- **Required task**: Copy the rows below verbatim, starting from the first one and continuing down to and including the line that contains "corner-icon bbox=[12, 246, 17, 252]".

BEGIN Records shown

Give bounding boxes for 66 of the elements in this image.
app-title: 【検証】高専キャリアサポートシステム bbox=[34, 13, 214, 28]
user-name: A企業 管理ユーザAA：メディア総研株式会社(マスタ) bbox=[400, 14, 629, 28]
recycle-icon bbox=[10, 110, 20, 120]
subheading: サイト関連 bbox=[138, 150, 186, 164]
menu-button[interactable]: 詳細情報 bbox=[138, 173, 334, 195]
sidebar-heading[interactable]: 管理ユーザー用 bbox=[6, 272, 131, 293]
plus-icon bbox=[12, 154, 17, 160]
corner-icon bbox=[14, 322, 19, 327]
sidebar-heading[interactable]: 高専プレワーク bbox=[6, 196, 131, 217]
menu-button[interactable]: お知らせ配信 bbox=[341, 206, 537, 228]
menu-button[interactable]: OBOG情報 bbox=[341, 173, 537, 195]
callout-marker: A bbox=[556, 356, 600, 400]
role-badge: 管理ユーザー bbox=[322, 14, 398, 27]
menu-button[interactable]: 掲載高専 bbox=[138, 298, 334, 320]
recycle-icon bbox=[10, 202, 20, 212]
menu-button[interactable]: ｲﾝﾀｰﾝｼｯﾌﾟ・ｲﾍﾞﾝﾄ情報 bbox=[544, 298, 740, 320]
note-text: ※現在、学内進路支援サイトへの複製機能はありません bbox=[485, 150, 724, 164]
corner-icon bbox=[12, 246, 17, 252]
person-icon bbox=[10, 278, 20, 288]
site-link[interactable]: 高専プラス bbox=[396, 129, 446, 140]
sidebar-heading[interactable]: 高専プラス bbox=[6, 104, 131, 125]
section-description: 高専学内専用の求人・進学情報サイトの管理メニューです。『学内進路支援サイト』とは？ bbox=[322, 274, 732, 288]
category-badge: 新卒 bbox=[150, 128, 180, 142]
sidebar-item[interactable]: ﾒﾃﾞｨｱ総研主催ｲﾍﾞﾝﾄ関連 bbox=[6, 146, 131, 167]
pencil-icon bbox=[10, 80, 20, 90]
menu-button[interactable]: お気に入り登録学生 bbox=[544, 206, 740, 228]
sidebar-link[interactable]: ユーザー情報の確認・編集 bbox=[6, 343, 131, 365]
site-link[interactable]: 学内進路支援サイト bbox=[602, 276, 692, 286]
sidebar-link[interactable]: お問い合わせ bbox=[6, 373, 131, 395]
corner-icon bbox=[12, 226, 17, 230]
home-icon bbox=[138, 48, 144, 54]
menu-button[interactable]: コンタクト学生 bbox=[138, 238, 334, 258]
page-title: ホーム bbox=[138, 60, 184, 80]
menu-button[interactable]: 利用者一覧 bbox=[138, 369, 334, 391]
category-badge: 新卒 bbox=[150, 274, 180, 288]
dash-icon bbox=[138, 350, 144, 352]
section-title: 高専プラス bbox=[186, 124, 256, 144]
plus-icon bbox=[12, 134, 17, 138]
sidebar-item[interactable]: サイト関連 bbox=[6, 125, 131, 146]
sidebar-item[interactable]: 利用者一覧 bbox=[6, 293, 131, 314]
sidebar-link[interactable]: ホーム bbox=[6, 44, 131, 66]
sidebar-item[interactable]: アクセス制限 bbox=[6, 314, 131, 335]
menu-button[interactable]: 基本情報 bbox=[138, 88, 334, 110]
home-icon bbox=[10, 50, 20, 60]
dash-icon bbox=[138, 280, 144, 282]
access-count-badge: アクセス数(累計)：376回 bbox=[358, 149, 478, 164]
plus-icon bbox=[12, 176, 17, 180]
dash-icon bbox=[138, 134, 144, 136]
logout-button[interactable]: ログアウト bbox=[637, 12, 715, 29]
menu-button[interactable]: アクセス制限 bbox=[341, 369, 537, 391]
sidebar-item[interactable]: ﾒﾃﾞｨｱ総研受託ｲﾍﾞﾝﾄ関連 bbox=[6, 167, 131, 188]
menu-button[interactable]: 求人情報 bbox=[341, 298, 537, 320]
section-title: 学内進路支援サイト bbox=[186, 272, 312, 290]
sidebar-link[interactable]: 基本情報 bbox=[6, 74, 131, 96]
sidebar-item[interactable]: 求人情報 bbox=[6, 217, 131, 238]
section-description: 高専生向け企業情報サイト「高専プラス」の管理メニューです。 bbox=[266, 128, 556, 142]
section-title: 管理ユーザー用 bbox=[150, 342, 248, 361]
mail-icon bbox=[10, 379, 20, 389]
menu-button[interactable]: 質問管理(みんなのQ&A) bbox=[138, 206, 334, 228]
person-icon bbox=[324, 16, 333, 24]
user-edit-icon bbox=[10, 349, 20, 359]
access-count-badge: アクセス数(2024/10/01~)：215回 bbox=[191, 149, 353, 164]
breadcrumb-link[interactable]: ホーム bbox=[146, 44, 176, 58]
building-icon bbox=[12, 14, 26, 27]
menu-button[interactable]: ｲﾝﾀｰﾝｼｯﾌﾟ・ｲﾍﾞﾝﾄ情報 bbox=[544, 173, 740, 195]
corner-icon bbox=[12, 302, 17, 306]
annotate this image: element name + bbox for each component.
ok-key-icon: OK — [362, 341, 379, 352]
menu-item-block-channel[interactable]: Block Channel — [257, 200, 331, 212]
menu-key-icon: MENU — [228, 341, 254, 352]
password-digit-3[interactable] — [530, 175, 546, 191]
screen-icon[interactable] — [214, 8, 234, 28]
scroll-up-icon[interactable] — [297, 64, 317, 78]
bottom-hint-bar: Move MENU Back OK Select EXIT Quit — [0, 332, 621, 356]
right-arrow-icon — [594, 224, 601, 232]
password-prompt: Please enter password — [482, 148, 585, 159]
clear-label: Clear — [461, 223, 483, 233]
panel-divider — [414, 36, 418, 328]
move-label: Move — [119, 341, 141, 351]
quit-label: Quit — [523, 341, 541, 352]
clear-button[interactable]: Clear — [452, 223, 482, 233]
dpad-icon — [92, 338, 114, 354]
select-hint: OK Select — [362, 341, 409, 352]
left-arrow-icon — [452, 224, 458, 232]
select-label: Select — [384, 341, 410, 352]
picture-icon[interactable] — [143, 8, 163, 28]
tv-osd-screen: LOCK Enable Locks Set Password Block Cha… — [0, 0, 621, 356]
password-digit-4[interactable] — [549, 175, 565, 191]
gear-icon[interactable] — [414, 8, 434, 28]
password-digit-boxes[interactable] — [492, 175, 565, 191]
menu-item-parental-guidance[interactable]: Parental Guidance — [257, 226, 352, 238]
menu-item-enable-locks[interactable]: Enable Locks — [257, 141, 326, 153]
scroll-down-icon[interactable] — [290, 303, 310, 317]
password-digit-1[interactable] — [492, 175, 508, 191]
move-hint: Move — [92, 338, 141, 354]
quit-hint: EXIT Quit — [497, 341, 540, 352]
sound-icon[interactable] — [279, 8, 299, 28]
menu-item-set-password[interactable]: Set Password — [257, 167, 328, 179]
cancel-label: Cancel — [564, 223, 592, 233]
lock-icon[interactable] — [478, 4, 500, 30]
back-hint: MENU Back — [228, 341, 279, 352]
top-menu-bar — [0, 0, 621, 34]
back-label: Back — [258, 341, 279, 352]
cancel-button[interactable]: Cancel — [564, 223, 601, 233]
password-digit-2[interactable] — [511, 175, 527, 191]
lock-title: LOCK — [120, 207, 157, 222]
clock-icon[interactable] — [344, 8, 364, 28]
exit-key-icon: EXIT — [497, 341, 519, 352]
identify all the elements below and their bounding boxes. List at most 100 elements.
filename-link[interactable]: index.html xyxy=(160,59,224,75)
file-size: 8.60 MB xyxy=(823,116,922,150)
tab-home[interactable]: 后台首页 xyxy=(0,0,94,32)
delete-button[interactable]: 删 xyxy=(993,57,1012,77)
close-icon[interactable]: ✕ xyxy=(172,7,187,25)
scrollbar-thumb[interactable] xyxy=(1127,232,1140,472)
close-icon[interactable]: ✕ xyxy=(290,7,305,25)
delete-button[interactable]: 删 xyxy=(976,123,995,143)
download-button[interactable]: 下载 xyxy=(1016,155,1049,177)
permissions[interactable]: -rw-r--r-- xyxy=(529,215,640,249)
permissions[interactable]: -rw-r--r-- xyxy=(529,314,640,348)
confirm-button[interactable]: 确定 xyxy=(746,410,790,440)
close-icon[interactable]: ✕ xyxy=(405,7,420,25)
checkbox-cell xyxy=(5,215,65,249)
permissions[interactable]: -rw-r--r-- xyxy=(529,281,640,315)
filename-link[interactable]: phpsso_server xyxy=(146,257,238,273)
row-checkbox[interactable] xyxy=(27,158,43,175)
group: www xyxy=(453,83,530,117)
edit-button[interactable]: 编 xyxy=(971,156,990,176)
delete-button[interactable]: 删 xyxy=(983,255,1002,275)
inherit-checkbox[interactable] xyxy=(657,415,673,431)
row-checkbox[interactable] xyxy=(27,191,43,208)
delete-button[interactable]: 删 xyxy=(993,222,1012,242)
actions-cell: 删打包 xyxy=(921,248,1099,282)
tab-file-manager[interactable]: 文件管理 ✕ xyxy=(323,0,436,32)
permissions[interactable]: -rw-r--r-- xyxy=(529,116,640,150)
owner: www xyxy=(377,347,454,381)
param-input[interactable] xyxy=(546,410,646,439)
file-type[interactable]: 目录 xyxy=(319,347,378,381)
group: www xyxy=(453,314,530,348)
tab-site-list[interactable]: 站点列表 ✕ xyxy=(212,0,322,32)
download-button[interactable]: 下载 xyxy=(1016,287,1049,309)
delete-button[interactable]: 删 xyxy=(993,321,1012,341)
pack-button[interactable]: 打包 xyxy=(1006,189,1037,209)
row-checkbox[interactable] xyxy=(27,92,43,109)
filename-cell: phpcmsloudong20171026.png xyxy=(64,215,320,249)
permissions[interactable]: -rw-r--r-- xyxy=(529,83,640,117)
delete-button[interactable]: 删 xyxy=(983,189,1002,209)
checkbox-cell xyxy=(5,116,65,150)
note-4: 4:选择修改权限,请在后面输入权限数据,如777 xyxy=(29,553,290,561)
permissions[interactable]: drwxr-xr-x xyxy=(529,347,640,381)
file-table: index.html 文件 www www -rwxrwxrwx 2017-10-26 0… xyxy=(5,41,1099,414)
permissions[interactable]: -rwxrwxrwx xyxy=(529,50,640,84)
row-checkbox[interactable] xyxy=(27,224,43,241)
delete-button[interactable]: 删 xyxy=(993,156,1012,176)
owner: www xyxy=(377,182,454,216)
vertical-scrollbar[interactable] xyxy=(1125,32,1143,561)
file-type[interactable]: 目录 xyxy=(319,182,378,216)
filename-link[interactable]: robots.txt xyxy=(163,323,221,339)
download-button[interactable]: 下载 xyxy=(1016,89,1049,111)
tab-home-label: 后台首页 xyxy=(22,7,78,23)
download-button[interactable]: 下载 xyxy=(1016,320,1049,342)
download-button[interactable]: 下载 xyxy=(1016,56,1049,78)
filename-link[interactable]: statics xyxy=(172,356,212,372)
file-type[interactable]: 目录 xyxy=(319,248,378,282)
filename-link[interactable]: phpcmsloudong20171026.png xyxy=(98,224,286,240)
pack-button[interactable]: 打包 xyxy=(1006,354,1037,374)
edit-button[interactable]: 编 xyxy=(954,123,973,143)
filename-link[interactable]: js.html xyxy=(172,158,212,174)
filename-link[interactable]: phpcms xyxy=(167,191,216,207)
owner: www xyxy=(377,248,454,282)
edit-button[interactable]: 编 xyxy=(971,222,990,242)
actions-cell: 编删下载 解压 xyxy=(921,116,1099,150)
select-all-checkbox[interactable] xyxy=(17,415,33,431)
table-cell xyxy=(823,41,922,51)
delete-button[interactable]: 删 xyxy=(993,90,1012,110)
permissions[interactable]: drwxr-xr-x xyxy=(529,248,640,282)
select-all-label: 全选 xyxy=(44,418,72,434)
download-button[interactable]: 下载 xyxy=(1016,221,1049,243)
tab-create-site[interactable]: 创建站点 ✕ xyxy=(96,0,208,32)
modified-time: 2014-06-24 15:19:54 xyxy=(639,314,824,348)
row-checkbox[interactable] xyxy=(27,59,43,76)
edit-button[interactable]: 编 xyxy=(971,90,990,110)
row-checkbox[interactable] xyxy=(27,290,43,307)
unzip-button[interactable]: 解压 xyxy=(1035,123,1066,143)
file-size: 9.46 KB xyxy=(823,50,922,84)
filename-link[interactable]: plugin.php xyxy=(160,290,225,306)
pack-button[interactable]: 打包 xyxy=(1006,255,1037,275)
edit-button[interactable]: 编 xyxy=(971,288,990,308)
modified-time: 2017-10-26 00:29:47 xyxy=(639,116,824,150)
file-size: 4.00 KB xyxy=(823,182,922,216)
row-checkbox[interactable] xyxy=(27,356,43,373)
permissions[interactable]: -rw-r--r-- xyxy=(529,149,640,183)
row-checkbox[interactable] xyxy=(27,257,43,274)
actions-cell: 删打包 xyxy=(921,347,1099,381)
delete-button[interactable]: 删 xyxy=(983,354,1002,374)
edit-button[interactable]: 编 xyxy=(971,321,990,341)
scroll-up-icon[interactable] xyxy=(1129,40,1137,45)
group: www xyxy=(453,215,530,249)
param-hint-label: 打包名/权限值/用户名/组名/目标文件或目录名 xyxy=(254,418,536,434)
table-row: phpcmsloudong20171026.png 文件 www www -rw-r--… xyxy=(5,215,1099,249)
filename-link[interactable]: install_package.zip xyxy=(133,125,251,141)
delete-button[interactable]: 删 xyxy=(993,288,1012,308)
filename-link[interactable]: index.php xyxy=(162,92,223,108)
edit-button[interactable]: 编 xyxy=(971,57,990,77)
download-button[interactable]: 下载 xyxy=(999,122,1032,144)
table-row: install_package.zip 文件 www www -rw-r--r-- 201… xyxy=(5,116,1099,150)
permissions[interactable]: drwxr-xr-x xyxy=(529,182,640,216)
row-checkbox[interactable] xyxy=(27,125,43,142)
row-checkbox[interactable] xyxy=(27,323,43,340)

END Records shown

- **Response to the exercise**:
Give bounding boxes for 66 of the elements in this image.
app-title: 【検証】高専キャリアサポートシステム bbox=[34, 13, 214, 28]
user-name: A企業 管理ユーザAA：メディア総研株式会社(マスタ) bbox=[400, 14, 629, 28]
recycle-icon bbox=[10, 110, 20, 120]
subheading: サイト関連 bbox=[138, 150, 186, 164]
menu-button[interactable]: 詳細情報 bbox=[138, 173, 334, 195]
sidebar-heading[interactable]: 管理ユーザー用 bbox=[6, 272, 131, 293]
plus-icon bbox=[12, 154, 17, 160]
corner-icon bbox=[14, 322, 19, 327]
sidebar-heading[interactable]: 高専プレワーク bbox=[6, 196, 131, 217]
menu-button[interactable]: お知らせ配信 bbox=[341, 206, 537, 228]
menu-button[interactable]: OBOG情報 bbox=[341, 173, 537, 195]
callout-marker: A bbox=[556, 356, 600, 400]
role-badge: 管理ユーザー bbox=[322, 14, 398, 27]
menu-button[interactable]: 掲載高専 bbox=[138, 298, 334, 320]
recycle-icon bbox=[10, 202, 20, 212]
menu-button[interactable]: ｲﾝﾀｰﾝｼｯﾌﾟ・ｲﾍﾞﾝﾄ情報 bbox=[544, 298, 740, 320]
note-text: ※現在、学内進路支援サイトへの複製機能はありません bbox=[485, 150, 724, 164]
corner-icon bbox=[12, 246, 17, 252]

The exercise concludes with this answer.